Tarefa pedida:
Segundo o texto de leitura, o que aconteceria com o sistema capitalista se cada um consumisse só o que fosse realmente necessário?

Texto de leitura:
• • • • • • •

Acredito firmemente que, se cada um consumisse o que lhe fosse realmente necessário, o sistema capitalista ruiria, sem remédio. O socialismo seria implantado por conseqüência, com base no esclarecimento do povo. Não com esses socialistas com o rei na barriga, cheios de verdades imutáveis. Esses são uns imbecis, sabem das coisas mas, ao invés de se darem ao trabalho de esclarecer a maioria, ficam vociferando contra os que "representam" o poder e brigando entre suas tendências de esquerda. Pra falar a língua chula, estou com os bagos cheios desses revolucionários. E faço o que acho que deveria ser feito, a começar pela minha própria vida, seguindo a linha gandhiana de "sermos a mudança que desejamos no mundo".

• • • • • • •

Linhas:
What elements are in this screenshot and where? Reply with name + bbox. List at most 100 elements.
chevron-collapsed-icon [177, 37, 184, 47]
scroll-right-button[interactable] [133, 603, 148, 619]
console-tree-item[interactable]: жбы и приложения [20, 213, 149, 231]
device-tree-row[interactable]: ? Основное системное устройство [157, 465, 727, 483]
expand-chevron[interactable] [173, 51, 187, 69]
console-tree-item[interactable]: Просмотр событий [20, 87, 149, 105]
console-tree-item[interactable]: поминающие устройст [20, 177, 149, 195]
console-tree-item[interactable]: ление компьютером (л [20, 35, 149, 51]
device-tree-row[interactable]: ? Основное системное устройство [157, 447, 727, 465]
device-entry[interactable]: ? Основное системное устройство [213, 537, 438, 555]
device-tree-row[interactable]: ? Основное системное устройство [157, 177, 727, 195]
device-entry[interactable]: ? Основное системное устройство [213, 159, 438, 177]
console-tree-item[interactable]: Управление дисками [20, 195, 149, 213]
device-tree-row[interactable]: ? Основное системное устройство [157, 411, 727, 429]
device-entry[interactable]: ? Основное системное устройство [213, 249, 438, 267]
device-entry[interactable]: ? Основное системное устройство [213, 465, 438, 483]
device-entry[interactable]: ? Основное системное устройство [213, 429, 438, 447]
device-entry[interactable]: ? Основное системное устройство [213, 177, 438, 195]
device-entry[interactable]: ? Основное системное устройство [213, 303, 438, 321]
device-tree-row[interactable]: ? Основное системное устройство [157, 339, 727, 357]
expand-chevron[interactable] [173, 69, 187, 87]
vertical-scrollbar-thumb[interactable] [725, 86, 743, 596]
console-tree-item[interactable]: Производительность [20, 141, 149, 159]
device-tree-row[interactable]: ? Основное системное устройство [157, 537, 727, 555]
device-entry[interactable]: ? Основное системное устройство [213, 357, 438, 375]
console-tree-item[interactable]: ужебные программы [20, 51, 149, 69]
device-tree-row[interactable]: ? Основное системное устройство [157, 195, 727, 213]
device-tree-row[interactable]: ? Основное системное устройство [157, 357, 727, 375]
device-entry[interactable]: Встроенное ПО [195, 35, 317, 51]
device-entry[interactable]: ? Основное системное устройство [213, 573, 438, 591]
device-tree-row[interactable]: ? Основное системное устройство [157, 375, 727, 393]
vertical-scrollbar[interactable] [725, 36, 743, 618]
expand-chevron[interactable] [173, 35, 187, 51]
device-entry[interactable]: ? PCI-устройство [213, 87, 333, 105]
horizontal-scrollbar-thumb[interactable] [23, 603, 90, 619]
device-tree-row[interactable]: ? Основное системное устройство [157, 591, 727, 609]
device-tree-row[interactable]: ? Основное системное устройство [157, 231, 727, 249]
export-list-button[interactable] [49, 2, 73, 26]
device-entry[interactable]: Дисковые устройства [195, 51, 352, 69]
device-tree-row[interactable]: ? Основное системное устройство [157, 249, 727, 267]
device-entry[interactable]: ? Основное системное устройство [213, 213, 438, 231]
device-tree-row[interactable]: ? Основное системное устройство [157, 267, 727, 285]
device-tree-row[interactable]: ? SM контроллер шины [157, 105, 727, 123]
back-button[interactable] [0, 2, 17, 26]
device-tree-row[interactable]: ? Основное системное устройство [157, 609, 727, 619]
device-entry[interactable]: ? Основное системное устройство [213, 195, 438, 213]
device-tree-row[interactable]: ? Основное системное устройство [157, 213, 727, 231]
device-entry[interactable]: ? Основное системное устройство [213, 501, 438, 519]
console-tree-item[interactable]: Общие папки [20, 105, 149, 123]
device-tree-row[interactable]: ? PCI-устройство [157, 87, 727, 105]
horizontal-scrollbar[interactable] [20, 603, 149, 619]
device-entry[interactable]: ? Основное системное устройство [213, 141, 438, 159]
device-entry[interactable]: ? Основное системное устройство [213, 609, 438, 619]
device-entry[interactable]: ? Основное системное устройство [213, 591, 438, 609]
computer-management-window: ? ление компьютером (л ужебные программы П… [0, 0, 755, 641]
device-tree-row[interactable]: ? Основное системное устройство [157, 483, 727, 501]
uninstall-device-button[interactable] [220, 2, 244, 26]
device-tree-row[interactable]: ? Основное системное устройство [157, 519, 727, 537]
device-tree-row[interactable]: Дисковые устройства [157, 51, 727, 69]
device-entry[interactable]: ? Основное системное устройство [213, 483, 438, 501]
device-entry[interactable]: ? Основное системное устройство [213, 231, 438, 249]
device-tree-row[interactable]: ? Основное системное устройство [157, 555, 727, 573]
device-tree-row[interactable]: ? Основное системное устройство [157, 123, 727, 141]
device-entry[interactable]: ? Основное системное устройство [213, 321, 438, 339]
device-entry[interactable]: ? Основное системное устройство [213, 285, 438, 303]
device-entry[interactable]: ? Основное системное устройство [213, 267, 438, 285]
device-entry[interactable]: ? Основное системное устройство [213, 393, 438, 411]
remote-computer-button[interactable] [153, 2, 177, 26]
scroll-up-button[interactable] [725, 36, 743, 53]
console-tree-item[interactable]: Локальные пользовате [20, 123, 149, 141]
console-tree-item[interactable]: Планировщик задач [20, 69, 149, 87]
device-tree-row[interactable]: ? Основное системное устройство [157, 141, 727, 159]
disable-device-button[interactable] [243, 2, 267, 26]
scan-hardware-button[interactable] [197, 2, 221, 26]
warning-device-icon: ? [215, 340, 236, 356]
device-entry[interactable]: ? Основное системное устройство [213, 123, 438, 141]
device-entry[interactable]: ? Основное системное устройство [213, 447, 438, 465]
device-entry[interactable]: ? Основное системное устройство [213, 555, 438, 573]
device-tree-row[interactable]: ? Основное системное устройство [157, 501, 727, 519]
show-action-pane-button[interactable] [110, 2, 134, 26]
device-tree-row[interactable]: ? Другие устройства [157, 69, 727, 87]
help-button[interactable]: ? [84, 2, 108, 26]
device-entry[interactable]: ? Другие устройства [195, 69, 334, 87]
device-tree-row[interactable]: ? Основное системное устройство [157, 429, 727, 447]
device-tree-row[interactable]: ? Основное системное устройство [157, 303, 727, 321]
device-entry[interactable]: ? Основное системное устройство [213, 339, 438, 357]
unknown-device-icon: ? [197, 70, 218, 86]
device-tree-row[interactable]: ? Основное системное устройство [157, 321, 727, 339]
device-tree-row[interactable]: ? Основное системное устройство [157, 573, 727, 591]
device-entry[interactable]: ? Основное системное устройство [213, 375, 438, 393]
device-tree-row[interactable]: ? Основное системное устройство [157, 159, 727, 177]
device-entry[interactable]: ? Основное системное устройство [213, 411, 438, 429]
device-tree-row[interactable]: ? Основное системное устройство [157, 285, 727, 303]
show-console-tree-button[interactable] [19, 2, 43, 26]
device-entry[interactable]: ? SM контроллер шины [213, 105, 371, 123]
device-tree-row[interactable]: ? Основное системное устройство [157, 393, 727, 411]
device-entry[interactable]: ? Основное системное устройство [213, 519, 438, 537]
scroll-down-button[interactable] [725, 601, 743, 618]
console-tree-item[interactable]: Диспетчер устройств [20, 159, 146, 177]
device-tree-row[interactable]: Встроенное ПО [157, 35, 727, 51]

• • • • • • •

Resposta do exercício:
Ele ruiria, sem remédio.